REQUIRED TASK -
Find every line in the records below that contains the word "subtitle", and copy each such line.

........

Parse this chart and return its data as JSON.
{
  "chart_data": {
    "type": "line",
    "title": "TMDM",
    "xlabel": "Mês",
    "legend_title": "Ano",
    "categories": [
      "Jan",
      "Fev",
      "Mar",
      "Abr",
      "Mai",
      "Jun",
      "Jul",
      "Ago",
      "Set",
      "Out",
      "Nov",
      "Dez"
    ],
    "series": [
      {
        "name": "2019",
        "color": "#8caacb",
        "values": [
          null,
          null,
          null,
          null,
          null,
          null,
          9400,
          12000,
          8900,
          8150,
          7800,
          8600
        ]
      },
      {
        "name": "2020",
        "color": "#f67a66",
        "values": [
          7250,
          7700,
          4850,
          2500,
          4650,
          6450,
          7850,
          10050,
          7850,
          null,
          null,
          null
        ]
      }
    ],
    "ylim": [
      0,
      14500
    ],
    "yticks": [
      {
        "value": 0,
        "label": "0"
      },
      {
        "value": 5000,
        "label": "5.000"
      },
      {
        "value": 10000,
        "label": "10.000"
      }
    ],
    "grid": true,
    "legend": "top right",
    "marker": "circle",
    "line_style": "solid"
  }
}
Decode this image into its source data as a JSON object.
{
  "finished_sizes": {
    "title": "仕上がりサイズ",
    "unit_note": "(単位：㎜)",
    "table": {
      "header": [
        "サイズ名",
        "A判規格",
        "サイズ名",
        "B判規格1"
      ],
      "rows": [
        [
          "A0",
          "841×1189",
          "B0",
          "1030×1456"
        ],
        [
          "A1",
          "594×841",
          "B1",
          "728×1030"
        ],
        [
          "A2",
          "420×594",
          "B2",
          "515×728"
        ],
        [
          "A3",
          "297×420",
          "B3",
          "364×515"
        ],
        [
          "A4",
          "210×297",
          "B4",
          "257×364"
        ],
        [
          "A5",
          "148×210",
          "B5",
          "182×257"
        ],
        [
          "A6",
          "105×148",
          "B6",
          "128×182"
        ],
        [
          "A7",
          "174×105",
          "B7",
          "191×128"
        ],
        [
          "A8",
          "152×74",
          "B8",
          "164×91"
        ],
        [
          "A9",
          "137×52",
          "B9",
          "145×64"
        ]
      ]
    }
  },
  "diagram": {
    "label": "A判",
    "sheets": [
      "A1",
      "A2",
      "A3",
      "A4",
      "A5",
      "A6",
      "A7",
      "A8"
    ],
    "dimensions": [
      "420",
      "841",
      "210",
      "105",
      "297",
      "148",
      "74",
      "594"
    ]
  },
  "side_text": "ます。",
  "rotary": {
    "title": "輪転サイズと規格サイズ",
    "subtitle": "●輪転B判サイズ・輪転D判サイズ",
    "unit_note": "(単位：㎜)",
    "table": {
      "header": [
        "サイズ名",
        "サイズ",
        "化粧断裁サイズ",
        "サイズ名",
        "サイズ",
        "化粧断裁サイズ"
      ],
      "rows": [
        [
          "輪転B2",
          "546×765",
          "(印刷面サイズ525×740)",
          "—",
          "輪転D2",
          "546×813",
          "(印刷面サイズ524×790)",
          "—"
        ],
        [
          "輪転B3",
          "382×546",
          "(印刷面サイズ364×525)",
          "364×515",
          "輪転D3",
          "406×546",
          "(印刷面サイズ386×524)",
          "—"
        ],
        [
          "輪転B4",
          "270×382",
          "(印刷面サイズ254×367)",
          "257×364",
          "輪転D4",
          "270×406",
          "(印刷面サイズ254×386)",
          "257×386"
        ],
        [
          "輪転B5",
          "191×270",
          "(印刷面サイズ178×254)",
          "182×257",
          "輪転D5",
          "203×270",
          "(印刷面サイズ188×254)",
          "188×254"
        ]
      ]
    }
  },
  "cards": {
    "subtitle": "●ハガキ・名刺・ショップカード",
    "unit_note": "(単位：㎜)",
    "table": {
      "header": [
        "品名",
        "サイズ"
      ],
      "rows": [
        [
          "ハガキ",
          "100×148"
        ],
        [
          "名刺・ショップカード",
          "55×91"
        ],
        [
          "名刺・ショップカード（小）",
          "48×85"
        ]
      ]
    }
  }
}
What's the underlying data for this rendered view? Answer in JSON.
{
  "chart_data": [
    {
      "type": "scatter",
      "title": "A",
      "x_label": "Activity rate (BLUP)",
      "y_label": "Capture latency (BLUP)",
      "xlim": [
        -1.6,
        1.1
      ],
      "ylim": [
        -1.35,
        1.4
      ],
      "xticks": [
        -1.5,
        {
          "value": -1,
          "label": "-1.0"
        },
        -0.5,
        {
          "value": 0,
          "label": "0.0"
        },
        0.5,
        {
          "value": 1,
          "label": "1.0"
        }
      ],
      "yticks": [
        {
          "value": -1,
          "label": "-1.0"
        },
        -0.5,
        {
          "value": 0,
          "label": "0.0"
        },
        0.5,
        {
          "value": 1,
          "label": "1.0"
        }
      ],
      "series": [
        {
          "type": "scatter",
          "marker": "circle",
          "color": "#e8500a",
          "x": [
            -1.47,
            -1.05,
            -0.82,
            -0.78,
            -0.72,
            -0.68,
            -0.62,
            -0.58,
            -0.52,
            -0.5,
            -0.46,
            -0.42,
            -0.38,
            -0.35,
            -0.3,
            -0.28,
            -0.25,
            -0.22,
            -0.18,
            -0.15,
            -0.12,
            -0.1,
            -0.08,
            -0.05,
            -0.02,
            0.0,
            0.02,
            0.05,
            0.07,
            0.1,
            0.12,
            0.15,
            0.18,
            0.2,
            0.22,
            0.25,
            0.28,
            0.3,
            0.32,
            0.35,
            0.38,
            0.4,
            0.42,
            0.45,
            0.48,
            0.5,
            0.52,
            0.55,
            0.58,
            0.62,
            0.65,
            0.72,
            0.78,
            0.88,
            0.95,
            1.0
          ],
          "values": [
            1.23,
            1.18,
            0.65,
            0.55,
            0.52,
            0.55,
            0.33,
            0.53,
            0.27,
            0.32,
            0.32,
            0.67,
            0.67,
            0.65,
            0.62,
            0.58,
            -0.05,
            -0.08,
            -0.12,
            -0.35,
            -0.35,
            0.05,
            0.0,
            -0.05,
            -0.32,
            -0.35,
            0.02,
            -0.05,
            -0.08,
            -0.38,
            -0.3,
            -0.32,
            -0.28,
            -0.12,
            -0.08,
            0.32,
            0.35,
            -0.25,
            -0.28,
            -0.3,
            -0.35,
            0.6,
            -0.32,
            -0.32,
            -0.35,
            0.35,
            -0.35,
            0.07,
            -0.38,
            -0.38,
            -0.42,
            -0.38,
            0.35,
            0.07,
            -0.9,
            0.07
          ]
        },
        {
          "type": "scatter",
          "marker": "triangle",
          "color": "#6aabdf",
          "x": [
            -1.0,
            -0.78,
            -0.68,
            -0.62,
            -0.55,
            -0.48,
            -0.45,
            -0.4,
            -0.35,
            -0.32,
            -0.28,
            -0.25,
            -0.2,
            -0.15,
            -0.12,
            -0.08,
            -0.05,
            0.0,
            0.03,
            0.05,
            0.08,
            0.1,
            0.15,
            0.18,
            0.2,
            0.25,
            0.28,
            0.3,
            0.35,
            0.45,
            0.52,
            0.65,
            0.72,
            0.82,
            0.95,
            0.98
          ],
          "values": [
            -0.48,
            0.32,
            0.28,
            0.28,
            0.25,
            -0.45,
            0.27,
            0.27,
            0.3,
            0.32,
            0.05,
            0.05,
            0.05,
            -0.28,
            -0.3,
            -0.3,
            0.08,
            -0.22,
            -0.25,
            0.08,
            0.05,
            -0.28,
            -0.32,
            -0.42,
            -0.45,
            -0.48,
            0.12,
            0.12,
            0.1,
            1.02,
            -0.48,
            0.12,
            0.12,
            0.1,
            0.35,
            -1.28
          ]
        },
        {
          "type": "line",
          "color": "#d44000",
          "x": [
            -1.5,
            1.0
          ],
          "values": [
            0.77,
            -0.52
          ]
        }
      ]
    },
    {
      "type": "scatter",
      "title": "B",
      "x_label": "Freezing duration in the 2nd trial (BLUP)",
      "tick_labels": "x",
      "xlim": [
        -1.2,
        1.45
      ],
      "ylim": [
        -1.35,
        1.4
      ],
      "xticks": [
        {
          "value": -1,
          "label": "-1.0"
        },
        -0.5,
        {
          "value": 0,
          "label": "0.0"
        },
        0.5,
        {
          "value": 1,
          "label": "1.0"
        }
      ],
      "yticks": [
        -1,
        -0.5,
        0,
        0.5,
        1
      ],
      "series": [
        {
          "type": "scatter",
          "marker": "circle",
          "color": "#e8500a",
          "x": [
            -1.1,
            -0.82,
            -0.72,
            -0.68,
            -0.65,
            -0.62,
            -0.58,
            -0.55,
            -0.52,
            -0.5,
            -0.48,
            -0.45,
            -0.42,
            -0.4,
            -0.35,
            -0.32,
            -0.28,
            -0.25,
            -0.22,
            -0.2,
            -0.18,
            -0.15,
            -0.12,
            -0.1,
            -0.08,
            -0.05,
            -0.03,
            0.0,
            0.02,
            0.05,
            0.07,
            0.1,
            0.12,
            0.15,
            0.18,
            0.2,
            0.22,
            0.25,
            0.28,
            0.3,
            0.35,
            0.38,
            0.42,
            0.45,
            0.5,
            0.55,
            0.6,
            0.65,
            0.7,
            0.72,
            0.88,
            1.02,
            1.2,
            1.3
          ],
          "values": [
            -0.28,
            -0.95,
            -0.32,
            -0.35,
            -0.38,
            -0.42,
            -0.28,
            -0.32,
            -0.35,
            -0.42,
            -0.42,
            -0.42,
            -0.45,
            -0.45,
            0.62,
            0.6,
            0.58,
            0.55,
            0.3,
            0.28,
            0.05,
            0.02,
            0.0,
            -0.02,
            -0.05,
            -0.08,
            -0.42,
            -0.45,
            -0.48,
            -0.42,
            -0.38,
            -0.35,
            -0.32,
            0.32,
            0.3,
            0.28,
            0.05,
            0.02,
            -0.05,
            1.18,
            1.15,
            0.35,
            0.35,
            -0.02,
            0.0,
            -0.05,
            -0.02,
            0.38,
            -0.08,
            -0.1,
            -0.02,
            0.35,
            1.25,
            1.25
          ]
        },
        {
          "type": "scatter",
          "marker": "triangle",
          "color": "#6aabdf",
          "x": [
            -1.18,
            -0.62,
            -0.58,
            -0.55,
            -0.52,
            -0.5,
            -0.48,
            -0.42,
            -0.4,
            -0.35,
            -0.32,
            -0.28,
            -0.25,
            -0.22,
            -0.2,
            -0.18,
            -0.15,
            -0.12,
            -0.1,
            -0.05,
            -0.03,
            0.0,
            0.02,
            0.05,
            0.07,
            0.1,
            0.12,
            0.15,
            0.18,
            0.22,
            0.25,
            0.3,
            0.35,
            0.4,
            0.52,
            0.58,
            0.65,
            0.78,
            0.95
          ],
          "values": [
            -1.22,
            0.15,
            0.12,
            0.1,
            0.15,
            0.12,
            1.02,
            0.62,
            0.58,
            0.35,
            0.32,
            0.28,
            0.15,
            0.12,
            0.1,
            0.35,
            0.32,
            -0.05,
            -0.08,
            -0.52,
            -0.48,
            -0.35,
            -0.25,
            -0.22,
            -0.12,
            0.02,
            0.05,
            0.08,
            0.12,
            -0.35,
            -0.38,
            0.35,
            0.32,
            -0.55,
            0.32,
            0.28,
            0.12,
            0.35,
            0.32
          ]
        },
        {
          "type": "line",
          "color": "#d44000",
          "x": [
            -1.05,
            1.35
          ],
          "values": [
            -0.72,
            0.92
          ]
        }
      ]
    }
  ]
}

........

RESPONSE TO THE EXERCISE -
    "subtitle": "●輪転B判サイズ・輪転D判サイズ",
    "subtitle": "●ハガキ・名刺・ショップカード",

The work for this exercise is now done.